Stored items from a collection
::::::

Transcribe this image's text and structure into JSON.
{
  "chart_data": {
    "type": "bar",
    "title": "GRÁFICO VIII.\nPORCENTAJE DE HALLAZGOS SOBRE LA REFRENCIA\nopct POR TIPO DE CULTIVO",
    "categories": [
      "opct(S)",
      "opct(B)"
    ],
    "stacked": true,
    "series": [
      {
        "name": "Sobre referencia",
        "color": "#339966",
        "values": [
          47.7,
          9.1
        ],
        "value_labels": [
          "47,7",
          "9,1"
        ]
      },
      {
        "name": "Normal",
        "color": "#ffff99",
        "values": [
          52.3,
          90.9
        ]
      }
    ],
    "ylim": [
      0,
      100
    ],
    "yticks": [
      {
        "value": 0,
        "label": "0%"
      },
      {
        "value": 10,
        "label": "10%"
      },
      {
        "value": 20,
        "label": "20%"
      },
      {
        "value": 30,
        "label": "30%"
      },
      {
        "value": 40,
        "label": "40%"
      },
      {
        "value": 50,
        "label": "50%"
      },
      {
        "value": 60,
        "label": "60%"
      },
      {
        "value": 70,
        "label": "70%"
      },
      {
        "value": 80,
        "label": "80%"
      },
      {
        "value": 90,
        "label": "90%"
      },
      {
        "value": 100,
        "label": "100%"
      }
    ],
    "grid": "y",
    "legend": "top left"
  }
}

::::::

◆ Directions for this task ◆
The records above must be output exactly, in full.

◆ Response to the exercise ◆
Transcribe this image's text and structure into JSON.
{
  "chart_data": {
    "type": "bar",
    "title": "GRÁFICO VIII.\nPORCENTAJE DE HALLAZGOS SOBRE LA REFRENCIA\nopct POR TIPO DE CULTIVO",
    "categories": [
      "opct(S)",
      "opct(B)"
    ],
    "stacked": true,
    "series": [
      {
        "name": "Sobre referencia",
        "color": "#339966",
        "values": [
          47.7,
          9.1
        ],
        "value_labels": [
          "47,7",
          "9,1"
        ]
      },
      {
        "name": "Normal",
        "color": "#ffff99",
        "values": [
          52.3,
          90.9
        ]
      }
    ],
    "ylim": [
      0,
      100
    ],
    "yticks": [
      {
        "value": 0,
        "label": "0%"
      },
      {
        "value": 10,
        "label": "10%"
      },
      {
        "value": 20,
        "label": "20%"
      },
      {
        "value": 30,
        "label": "30%"
      },
      {
        "value": 40,
        "label": "40%"
      },
      {
        "value": 50,
        "label": "50%"
      },
      {
        "value": 60,
        "label": "60%"
      },
      {
        "value": 70,
        "label": "70%"
      },
      {
        "value": 80,
        "label": "80%"
      },
      {
        "value": 90,
        "label": "90%"
      },
      {
        "value": 100,
        "label": "100%"
      }
    ],
    "grid": "y",
    "legend": "top left"
  }
}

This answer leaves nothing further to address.